Start DATA

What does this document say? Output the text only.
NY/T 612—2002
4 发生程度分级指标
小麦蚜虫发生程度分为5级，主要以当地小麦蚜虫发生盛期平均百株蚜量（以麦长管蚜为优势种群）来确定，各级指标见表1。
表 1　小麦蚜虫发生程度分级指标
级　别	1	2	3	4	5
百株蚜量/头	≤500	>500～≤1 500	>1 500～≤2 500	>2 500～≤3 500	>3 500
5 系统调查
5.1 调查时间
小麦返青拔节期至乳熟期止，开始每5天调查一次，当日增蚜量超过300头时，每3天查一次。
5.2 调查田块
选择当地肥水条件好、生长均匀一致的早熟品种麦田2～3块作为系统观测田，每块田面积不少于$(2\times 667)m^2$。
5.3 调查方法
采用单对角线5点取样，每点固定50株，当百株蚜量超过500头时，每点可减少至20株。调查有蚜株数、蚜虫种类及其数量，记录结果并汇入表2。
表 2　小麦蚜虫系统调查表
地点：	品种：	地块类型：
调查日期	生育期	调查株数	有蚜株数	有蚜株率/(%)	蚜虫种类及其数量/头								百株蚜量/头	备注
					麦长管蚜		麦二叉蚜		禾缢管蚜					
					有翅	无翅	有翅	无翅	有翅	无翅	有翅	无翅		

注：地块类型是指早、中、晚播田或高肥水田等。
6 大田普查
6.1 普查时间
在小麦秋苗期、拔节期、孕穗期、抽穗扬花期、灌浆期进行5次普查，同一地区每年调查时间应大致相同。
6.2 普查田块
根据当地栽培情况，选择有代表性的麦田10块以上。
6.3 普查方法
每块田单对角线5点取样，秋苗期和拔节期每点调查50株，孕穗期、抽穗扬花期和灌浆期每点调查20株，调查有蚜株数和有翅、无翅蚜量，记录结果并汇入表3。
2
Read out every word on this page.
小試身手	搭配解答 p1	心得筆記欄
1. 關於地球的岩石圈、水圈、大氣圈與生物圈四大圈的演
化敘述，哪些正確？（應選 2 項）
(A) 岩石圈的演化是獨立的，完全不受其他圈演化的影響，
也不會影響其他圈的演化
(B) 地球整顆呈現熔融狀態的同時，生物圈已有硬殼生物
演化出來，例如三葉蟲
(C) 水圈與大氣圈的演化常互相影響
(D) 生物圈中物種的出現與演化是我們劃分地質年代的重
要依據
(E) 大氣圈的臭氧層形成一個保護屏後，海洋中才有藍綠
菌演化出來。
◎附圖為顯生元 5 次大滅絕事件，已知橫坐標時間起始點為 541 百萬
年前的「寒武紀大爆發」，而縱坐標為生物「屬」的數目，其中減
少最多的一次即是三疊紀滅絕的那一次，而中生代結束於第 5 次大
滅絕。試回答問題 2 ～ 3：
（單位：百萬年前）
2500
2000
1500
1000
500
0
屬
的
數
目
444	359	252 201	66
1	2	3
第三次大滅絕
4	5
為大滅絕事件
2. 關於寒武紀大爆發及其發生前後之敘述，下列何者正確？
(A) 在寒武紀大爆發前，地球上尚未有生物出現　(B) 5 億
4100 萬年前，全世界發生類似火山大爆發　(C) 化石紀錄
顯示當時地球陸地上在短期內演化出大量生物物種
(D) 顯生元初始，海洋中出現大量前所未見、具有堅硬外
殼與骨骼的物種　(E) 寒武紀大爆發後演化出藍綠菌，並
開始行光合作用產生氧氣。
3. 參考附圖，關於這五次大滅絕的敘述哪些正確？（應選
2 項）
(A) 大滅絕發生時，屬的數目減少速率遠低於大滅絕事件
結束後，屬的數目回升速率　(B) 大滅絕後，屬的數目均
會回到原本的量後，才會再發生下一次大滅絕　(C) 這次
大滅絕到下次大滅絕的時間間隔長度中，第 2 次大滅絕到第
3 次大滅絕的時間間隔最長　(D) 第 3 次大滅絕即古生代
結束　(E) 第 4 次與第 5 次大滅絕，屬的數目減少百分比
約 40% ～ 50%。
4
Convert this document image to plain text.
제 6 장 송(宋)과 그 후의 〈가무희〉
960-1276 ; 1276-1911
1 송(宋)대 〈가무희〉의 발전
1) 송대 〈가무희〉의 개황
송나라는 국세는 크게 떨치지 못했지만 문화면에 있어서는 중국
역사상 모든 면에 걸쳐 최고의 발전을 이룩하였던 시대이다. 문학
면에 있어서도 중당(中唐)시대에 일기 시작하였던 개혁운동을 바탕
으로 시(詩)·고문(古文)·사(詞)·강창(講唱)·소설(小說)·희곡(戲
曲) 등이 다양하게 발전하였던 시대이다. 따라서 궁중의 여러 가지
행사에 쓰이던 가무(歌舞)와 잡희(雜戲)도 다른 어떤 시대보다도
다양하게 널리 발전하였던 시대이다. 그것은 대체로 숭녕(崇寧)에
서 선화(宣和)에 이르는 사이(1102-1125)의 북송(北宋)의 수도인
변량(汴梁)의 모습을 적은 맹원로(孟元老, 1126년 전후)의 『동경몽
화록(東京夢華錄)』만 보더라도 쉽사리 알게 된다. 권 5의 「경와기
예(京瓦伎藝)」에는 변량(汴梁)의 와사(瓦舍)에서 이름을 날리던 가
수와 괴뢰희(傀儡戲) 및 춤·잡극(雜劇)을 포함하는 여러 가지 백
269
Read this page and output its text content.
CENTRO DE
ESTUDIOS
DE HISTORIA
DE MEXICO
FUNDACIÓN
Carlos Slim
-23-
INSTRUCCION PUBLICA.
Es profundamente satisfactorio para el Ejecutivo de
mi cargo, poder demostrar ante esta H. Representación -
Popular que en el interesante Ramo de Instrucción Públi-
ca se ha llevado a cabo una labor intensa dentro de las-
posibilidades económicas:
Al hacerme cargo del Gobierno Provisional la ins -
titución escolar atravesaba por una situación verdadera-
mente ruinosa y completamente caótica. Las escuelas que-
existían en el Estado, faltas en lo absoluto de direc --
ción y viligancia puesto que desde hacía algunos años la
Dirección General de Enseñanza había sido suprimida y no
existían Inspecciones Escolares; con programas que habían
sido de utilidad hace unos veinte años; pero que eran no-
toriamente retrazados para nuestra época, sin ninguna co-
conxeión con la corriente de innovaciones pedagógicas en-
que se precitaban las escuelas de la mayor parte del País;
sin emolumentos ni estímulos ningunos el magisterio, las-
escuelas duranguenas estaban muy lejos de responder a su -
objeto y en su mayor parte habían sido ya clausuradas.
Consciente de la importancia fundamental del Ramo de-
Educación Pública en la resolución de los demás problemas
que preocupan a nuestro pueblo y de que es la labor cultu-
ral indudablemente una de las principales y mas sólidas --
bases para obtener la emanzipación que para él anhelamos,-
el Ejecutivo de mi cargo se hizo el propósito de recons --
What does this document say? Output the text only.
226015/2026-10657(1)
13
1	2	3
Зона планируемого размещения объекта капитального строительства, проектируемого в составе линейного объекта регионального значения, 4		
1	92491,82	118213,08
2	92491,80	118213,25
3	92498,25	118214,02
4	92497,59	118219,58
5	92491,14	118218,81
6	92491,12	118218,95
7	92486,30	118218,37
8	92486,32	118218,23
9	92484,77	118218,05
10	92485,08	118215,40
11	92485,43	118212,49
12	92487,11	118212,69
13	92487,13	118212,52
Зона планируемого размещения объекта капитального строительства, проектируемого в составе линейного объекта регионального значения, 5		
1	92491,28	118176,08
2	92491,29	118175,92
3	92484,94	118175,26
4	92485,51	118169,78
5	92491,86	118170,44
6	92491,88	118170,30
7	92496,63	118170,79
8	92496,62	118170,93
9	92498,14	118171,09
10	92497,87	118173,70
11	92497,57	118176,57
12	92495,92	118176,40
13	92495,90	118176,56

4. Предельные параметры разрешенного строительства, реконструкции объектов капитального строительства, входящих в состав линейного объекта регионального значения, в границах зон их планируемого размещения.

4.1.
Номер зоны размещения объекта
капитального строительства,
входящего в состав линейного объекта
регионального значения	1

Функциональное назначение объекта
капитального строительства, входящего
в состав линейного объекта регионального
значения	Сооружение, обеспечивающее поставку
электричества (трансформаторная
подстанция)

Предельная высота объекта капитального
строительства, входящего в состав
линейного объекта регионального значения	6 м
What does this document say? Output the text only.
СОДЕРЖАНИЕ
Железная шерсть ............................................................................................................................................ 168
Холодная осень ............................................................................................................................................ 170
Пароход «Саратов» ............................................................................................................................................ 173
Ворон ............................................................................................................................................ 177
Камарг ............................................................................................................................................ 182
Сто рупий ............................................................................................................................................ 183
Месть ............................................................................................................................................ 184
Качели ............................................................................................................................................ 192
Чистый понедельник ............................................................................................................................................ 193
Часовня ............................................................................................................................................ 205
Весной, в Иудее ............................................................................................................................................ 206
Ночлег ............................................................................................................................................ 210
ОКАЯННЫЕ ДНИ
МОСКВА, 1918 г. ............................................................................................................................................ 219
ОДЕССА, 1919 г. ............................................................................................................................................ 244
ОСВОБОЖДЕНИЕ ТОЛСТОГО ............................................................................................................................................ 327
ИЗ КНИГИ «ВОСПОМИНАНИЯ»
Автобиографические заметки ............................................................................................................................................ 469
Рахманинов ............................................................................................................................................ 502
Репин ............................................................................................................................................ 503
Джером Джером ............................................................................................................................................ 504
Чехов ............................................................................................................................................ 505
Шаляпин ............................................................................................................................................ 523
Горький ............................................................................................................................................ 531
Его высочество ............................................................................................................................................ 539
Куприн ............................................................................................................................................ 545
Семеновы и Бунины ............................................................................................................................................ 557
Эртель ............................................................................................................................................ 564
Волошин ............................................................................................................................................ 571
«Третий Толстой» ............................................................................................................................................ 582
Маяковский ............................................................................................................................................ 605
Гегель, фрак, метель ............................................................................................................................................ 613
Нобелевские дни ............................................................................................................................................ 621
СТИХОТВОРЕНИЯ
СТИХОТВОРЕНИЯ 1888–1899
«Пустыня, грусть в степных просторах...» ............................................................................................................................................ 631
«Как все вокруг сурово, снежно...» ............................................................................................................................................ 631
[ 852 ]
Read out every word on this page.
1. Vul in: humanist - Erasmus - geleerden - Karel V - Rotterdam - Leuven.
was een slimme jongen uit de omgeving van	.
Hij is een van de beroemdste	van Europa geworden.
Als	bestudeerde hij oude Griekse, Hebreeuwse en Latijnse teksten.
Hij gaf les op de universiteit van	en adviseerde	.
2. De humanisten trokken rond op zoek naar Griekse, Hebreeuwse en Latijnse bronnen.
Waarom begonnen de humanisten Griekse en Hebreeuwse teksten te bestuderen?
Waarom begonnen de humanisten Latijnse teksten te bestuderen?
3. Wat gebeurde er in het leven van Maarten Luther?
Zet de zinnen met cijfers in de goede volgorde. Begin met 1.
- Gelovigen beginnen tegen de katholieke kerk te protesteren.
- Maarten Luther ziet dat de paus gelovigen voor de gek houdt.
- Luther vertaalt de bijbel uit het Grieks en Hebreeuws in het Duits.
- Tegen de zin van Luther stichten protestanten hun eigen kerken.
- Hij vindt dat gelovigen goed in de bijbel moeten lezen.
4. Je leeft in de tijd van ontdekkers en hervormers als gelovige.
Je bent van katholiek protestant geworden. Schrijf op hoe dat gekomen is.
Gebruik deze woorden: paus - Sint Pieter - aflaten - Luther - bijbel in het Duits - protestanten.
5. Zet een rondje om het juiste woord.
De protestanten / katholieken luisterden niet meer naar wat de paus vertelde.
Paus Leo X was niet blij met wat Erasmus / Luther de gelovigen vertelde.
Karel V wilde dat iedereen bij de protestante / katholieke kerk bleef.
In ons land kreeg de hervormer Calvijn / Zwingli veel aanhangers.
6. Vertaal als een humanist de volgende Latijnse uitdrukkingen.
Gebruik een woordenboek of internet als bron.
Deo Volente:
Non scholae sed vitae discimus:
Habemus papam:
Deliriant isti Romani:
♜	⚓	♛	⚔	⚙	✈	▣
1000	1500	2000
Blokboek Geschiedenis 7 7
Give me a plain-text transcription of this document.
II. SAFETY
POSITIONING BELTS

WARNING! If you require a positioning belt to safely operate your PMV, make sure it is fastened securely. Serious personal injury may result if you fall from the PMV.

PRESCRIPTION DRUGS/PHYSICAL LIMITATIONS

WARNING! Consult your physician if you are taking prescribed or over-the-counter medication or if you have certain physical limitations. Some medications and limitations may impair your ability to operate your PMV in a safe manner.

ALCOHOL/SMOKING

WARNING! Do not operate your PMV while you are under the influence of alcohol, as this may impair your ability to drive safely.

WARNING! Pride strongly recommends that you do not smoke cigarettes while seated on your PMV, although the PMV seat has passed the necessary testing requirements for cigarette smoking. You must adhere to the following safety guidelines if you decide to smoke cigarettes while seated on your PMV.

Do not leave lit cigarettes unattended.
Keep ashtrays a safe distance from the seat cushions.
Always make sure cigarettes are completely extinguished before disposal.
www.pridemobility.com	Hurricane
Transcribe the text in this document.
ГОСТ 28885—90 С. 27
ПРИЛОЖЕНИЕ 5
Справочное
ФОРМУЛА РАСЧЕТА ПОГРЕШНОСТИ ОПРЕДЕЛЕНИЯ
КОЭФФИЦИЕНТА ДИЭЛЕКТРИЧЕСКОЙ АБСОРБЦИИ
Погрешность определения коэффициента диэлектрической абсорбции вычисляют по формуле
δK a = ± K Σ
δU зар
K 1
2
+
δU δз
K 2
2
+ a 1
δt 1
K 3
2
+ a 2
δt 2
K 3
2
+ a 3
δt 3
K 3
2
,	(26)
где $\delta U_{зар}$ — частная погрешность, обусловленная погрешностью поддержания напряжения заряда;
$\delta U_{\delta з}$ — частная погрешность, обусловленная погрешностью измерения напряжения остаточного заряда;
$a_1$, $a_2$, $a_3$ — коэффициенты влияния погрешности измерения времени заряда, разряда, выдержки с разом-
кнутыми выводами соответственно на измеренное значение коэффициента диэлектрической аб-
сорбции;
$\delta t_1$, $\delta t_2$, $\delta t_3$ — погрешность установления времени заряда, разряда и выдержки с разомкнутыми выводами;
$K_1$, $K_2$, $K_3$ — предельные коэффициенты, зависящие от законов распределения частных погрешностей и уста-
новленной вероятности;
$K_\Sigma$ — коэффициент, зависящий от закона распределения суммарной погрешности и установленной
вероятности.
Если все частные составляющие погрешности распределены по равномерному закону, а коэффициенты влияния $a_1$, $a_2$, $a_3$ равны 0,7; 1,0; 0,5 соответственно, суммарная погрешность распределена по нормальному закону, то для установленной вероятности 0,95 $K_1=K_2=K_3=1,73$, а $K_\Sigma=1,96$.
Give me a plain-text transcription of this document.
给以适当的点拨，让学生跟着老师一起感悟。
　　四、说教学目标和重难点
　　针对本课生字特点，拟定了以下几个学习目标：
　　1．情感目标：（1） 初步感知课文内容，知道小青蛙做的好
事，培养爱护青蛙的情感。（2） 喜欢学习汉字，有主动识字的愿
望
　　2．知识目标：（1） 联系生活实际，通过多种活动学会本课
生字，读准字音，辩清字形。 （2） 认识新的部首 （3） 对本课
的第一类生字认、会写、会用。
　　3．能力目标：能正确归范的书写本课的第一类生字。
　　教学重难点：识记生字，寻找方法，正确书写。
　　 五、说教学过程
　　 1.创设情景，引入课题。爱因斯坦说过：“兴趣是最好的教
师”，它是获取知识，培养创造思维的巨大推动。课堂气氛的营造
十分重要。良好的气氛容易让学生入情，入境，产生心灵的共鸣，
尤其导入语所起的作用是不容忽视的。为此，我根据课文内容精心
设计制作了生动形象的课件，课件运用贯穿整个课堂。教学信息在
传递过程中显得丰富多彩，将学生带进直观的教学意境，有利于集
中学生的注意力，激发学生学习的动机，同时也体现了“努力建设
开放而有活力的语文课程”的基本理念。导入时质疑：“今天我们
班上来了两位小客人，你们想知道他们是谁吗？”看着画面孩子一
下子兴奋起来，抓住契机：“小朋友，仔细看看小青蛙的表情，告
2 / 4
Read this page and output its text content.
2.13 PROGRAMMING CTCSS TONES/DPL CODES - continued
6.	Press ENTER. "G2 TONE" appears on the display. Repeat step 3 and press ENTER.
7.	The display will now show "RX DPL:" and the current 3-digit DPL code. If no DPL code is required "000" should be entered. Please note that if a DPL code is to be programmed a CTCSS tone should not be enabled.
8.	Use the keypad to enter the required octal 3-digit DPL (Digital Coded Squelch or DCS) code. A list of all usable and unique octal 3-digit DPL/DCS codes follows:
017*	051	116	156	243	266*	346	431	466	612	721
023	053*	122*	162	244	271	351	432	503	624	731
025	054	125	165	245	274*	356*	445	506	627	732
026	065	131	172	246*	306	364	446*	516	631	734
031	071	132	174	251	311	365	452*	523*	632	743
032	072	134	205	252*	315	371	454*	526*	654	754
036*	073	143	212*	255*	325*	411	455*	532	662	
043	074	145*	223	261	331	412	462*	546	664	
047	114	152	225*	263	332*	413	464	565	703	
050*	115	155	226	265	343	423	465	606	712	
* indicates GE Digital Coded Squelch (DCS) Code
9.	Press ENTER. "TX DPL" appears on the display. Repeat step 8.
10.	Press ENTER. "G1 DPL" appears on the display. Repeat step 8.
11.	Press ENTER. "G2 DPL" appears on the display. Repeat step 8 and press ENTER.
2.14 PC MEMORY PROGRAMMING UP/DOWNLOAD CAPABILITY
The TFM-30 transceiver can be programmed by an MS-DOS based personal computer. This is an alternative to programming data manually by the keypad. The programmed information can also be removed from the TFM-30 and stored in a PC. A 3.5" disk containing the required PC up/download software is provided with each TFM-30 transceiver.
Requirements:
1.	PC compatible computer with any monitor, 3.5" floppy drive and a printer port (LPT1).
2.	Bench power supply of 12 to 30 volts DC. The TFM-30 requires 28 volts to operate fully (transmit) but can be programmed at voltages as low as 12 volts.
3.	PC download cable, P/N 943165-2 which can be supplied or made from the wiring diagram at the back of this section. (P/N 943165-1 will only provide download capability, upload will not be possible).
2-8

End DATA

▶ _TASK INSTRUCTIONS_
Lines that include the word "safely" are to be extracted from the data above.

▶ _REPLY TO THE EXERCISE_
WARNING! If you require a positioning belt to safely operate your PMV, make sure it is fastened securely. Serious personal injury may result if you fall from the PMV.
WARNING! Do not operate your PMV while you are under the influence of alcohol, as this may impair your ability to drive safely.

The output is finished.